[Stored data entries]
-------------------------

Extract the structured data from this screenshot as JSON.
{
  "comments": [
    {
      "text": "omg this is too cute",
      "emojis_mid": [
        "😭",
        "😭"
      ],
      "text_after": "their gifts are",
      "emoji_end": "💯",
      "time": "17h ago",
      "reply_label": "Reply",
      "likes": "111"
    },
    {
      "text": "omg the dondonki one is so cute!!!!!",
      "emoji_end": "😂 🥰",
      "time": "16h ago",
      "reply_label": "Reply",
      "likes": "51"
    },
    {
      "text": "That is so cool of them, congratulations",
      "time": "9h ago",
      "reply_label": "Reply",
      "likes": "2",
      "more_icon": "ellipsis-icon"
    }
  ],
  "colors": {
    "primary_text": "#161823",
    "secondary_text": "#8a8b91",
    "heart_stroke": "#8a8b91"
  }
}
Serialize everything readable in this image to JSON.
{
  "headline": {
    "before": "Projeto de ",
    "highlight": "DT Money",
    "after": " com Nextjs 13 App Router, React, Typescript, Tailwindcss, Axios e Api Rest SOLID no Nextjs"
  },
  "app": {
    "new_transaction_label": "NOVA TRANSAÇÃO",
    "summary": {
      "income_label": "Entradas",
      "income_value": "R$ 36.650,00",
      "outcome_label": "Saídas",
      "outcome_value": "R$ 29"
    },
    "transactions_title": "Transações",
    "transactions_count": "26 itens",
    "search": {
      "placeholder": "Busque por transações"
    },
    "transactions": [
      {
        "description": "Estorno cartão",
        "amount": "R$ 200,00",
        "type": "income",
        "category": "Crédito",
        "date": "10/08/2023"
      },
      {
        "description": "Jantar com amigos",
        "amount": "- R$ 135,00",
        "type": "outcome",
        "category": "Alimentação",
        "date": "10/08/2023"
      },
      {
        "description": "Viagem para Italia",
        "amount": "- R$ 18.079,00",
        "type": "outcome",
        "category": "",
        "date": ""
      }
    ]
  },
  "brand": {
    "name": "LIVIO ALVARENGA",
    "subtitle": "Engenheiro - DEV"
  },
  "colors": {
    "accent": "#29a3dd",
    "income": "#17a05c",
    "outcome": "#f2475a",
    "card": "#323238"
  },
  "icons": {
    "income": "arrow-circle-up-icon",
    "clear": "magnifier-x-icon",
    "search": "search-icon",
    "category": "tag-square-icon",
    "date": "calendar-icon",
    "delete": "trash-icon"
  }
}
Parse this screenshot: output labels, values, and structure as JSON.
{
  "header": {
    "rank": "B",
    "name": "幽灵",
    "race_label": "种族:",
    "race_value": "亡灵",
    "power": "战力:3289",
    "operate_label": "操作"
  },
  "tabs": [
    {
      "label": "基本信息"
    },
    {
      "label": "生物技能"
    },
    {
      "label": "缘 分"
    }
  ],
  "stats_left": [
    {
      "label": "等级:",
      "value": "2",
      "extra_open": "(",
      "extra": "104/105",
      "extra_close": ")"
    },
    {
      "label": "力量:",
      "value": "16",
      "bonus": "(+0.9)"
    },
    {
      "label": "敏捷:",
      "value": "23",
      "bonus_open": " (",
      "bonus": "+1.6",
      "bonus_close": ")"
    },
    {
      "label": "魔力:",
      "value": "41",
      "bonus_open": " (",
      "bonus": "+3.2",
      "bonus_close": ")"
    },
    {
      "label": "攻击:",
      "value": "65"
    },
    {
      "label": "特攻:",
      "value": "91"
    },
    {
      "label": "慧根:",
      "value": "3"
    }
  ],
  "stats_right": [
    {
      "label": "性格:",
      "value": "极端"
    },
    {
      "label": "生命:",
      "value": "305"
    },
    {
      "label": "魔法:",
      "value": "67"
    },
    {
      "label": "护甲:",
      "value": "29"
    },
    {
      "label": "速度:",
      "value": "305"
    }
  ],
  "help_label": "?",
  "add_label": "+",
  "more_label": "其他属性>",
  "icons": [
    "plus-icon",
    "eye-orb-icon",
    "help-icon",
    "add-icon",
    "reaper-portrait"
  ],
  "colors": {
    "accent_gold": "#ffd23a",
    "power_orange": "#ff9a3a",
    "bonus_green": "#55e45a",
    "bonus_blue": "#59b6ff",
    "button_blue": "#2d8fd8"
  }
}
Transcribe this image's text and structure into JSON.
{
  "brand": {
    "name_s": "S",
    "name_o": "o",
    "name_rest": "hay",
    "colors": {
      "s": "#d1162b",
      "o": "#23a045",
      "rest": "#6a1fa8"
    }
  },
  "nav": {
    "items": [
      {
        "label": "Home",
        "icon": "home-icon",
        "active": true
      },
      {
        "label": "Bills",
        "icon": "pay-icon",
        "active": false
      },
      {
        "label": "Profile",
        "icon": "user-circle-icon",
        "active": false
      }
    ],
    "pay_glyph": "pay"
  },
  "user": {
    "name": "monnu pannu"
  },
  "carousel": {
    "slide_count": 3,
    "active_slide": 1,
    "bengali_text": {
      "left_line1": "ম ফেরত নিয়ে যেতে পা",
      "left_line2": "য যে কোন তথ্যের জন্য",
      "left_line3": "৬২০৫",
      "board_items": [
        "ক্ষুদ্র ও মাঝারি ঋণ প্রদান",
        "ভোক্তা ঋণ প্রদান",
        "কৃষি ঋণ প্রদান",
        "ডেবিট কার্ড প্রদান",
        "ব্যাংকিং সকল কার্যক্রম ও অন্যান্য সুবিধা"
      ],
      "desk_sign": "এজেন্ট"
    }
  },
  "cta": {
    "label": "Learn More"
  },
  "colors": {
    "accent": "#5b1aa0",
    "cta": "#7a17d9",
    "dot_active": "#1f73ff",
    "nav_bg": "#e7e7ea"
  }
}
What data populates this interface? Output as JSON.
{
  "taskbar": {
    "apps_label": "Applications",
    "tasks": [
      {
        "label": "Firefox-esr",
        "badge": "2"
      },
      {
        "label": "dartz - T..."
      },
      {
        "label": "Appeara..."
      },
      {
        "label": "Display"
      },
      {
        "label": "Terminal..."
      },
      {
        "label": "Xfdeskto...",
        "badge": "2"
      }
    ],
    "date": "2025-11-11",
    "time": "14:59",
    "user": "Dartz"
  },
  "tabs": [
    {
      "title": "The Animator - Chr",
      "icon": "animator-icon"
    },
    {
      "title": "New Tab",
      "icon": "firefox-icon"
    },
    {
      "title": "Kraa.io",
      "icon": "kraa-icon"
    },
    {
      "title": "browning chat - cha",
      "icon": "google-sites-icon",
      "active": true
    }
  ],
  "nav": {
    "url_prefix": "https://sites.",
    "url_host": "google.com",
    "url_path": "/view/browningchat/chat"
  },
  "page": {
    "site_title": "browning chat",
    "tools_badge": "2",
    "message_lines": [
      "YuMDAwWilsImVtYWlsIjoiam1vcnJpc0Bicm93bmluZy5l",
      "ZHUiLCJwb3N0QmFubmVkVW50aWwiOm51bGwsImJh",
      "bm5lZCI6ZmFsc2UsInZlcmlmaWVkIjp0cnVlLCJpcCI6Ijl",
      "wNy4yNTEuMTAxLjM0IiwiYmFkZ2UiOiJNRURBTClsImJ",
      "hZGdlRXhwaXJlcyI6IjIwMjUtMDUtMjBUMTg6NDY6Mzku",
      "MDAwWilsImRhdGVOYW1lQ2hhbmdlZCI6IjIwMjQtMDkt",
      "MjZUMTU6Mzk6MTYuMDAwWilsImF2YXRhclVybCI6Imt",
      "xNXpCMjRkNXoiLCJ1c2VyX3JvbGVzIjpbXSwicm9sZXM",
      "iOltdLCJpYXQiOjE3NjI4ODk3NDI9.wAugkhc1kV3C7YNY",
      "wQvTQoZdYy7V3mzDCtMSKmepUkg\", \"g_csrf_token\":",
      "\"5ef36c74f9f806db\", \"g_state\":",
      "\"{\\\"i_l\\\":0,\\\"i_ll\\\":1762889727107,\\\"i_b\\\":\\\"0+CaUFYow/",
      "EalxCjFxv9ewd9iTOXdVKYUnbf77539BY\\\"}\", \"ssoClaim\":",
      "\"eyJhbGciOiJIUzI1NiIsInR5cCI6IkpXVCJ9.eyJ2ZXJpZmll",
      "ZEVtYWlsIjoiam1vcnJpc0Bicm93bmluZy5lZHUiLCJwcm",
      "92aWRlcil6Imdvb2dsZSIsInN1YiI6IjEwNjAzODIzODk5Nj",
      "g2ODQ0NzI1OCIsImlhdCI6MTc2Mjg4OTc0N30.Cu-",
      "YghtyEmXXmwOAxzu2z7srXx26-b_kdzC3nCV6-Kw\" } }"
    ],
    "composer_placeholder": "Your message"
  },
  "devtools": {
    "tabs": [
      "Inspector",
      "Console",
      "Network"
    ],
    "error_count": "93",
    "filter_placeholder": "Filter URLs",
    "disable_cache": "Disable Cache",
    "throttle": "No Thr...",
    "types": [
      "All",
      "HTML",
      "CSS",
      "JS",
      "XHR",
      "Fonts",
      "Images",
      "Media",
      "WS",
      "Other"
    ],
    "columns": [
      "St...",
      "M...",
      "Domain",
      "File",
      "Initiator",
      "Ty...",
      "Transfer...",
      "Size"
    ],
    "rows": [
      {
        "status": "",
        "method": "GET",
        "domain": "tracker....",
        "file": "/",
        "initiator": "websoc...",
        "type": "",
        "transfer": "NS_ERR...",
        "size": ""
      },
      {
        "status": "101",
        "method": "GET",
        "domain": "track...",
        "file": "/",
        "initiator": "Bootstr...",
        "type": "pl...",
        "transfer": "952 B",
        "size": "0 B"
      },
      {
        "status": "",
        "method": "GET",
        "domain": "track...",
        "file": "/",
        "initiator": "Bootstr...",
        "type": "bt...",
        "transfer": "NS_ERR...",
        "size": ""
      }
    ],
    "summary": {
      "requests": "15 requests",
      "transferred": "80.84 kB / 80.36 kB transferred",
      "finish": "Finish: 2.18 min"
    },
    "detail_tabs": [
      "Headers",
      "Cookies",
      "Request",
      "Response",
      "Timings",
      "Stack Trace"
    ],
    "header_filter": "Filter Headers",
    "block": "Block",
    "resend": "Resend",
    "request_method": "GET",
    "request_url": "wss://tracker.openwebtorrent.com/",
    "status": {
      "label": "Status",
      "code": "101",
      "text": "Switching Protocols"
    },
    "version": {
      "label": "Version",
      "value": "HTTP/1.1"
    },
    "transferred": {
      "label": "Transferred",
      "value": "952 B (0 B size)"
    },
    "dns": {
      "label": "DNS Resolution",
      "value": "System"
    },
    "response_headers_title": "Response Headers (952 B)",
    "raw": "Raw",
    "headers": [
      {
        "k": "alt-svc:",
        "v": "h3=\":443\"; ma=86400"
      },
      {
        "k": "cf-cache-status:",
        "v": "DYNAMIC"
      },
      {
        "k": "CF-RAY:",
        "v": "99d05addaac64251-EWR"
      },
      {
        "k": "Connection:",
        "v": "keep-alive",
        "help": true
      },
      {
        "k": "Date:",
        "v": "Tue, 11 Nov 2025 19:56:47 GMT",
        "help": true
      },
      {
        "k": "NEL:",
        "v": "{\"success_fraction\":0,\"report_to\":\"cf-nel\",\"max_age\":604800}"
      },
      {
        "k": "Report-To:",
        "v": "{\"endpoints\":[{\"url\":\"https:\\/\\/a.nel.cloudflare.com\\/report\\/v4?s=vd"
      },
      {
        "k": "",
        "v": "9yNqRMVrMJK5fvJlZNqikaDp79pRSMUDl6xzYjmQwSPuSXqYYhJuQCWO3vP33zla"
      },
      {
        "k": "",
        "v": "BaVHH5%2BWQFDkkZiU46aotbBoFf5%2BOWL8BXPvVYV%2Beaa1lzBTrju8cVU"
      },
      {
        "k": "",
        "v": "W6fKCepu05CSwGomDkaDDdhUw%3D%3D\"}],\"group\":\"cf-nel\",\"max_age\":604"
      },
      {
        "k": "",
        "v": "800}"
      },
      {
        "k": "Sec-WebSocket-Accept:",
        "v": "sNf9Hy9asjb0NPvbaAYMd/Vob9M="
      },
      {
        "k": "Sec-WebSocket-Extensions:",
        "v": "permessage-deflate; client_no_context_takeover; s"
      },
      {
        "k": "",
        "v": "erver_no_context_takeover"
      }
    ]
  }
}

-------------------------

● **Your objective**:
Identify the lines in the entries that hold "google" and return each one.

● **Result of this exercise**:
      "icon": "google-sites-icon",
    "url_host": "google.com",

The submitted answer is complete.